=== Records shown ===
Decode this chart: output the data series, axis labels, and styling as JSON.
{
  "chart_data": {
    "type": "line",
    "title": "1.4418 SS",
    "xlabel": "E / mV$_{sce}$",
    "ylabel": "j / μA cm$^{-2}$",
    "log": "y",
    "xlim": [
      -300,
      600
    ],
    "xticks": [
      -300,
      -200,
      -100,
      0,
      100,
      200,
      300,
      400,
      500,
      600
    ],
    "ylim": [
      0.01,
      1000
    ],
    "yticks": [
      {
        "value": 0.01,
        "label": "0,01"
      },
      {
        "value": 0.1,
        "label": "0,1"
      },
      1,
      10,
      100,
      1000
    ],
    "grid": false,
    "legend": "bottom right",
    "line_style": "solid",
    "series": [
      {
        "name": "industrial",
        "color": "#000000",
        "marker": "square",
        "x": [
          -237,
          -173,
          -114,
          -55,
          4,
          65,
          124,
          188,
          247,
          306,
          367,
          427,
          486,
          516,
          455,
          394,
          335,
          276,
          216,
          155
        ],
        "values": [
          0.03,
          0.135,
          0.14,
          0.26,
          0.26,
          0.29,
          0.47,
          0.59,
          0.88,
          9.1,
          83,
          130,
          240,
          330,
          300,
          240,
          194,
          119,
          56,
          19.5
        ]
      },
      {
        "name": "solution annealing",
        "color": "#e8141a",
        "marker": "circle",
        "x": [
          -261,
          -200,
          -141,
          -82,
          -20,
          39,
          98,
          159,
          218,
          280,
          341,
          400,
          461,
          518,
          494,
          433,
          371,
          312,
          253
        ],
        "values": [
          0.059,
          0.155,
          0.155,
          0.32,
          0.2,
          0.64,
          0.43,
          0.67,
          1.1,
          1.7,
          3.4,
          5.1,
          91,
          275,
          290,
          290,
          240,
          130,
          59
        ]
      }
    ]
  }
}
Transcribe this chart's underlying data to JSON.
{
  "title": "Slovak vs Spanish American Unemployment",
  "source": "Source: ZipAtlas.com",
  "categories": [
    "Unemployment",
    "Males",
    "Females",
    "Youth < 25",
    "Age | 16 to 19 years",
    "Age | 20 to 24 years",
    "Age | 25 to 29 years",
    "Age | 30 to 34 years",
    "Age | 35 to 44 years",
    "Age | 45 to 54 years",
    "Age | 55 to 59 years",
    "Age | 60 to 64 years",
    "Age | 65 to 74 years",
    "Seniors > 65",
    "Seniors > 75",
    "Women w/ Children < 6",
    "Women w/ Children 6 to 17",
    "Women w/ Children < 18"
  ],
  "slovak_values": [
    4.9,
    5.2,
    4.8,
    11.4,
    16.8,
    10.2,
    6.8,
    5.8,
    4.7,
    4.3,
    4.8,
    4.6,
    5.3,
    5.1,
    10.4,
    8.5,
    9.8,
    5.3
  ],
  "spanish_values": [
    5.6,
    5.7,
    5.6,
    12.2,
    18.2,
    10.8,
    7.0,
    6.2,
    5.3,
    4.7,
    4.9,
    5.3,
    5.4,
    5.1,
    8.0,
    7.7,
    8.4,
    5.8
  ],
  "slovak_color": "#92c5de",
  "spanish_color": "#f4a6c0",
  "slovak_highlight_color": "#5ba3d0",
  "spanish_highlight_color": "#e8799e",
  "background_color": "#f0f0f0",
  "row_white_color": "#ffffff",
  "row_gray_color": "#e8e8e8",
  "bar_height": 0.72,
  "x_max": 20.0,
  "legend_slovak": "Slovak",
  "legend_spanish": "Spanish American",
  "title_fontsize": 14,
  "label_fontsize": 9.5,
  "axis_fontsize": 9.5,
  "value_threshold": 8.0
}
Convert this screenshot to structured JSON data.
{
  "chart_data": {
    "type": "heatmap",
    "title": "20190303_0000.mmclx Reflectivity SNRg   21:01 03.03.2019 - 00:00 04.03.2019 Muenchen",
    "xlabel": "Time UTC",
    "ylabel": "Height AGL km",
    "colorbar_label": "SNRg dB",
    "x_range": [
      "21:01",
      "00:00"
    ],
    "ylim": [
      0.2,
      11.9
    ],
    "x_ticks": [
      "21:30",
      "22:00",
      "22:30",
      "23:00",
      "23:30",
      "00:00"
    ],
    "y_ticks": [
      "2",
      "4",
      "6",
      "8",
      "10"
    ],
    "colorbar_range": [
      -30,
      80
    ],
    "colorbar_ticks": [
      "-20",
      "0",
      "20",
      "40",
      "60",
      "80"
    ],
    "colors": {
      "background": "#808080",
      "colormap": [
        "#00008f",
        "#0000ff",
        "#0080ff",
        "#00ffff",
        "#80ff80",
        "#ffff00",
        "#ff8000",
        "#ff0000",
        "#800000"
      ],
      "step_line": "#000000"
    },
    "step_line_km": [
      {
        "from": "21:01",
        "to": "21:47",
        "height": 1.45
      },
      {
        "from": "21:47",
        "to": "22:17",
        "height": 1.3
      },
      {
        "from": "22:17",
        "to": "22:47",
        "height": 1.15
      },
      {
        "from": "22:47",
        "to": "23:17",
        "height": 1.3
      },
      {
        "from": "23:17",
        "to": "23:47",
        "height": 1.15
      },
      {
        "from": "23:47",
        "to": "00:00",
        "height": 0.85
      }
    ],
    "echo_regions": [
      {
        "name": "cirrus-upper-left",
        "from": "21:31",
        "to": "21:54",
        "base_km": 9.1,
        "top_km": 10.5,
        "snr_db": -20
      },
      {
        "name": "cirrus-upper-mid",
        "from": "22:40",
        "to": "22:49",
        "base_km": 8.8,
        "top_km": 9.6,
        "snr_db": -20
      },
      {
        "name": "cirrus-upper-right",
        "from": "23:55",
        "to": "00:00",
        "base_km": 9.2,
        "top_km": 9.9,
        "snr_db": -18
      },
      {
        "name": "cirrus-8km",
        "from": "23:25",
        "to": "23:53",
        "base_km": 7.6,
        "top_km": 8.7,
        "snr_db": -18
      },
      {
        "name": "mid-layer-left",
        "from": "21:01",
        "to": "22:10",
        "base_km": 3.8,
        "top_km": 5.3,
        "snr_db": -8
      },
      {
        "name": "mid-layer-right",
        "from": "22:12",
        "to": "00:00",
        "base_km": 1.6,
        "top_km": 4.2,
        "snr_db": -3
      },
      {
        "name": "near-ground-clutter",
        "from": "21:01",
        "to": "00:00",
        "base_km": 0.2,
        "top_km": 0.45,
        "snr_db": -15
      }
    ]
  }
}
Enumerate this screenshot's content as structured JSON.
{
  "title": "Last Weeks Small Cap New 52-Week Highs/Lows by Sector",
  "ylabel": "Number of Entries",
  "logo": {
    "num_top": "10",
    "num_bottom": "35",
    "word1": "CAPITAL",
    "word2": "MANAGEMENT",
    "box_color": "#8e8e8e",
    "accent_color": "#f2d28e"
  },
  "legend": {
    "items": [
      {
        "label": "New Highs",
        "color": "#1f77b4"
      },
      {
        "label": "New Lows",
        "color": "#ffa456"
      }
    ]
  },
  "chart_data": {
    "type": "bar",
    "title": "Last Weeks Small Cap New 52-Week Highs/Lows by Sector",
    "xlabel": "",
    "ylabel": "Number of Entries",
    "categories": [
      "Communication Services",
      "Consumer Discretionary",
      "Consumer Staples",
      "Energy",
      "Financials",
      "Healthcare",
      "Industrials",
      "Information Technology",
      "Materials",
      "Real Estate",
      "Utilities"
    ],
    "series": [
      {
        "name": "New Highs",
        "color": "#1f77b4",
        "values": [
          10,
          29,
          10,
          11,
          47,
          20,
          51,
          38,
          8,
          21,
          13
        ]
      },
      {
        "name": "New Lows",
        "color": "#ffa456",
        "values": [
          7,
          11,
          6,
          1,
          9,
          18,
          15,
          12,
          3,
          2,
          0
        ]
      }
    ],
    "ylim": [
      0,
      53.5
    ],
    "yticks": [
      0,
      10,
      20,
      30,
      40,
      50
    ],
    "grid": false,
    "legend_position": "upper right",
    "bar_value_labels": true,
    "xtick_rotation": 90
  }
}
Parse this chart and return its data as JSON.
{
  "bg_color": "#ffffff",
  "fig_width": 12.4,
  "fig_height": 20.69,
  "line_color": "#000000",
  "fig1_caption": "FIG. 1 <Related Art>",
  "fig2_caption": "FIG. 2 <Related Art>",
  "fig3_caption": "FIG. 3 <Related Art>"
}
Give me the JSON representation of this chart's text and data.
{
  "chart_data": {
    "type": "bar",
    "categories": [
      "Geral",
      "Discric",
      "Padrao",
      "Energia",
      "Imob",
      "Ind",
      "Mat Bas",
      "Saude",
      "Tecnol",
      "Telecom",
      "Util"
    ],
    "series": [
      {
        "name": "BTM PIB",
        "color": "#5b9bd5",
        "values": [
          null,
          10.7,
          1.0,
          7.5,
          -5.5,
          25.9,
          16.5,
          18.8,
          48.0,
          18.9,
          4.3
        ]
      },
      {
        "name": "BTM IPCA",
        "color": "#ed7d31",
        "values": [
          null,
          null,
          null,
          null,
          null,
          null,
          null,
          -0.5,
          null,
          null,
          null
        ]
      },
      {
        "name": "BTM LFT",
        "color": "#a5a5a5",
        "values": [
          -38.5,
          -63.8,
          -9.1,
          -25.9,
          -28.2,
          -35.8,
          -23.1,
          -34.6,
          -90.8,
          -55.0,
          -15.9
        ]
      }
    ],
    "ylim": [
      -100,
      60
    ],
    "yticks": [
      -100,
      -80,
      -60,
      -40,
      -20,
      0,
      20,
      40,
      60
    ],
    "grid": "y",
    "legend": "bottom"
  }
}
===
**Problem details:** Write out every line of the preceding listing that contains "Children".

**Result:**
    "Women w/ Children < 6",
    "Women w/ Children 6 to 17",
    "Women w/ Children < 18"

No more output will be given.